__WHAT TO DO__:
Copy every line of the listing exactly.

========================================================================

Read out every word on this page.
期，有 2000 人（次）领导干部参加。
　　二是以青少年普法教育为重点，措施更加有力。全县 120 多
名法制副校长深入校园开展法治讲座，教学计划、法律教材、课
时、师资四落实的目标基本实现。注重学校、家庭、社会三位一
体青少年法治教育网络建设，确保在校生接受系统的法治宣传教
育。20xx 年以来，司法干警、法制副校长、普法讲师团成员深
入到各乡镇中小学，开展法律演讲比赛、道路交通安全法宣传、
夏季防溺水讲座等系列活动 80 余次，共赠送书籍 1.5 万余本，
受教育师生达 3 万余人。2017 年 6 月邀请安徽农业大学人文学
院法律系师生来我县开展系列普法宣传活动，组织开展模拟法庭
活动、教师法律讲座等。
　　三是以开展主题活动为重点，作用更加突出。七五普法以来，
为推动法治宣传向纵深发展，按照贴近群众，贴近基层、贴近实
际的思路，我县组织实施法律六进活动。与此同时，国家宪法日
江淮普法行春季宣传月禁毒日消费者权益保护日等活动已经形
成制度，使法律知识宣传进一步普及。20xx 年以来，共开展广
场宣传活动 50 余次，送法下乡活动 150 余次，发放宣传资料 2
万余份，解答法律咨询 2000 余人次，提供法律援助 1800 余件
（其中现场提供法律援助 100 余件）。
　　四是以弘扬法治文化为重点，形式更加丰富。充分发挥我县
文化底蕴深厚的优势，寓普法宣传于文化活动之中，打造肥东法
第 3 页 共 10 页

========================================================================

__ANSWER TO THIS EXERCISE__:
Read out every word on this page.
期，有 2000 人（次）领导干部参加。
　　二是以青少年普法教育为重点，措施更加有力。全县 120 多
名法制副校长深入校园开展法治讲座，教学计划、法律教材、课
时、师资四落实的目标基本实现。注重学校、家庭、社会三位一
体青少年法治教育网络建设，确保在校生接受系统的法治宣传教
育。20xx 年以来，司法干警、法制副校长、普法讲师团成员深
入到各乡镇中小学，开展法律演讲比赛、道路交通安全法宣传、
夏季防溺水讲座等系列活动 80 余次，共赠送书籍 1.5 万余本，
受教育师生达 3 万余人。2017 年 6 月邀请安徽农业大学人文学
院法律系师生来我县开展系列普法宣传活动，组织开展模拟法庭
活动、教师法律讲座等。
　　三是以开展主题活动为重点，作用更加突出。七五普法以来，
为推动法治宣传向纵深发展，按照贴近群众，贴近基层、贴近实
际的思路，我县组织实施法律六进活动。与此同时，国家宪法日
江淮普法行春季宣传月禁毒日消费者权益保护日等活动已经形
成制度，使法律知识宣传进一步普及。20xx 年以来，共开展广
场宣传活动 50 余次，送法下乡活动 150 余次，发放宣传资料 2
万余份，解答法律咨询 2000 余人次，提供法律援助 1800 余件
（其中现场提供法律援助 100 余件）。
　　四是以弘扬法治文化为重点，形式更加丰富。充分发挥我县
文化底蕴深厚的优势，寓普法宣传于文化活动之中，打造肥东法
第 3 页 共 10 页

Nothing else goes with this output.